From the data below, copy out every line in which the word "important" occurs.
BEGIN INFORMATION SUPPLIED
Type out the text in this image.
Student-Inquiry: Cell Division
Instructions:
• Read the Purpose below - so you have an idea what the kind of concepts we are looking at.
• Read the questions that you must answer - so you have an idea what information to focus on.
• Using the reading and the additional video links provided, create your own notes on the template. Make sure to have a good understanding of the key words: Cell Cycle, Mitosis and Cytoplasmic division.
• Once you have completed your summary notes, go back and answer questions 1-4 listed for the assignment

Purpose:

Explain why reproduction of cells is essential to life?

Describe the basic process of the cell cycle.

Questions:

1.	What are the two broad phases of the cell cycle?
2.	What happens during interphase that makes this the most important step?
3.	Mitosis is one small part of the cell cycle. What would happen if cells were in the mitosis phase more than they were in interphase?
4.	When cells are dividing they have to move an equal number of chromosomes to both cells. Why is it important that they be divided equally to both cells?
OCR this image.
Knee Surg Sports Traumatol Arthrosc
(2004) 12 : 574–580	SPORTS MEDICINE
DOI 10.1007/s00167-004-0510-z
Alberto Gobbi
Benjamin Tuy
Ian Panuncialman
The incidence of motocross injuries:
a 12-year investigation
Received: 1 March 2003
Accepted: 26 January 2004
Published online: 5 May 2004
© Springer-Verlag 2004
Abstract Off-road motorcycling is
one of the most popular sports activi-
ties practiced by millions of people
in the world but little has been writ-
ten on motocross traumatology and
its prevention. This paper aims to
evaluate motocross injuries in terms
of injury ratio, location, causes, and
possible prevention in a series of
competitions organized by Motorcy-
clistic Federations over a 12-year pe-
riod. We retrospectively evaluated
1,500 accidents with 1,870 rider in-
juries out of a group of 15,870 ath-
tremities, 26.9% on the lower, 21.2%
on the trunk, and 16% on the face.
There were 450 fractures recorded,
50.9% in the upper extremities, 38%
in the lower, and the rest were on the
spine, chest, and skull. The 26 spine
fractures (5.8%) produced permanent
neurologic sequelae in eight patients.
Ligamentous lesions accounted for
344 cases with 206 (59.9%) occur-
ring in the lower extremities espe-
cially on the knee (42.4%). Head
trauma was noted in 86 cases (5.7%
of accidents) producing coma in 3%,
END INFORMATION SUPPLIED
### TASK OUTPUT
2.	What happens during interphase that makes this the most important step?
4.	When cells are dividing they have to move an equal number of chromosomes to both cells. Why is it important that they be divided equally to both cells?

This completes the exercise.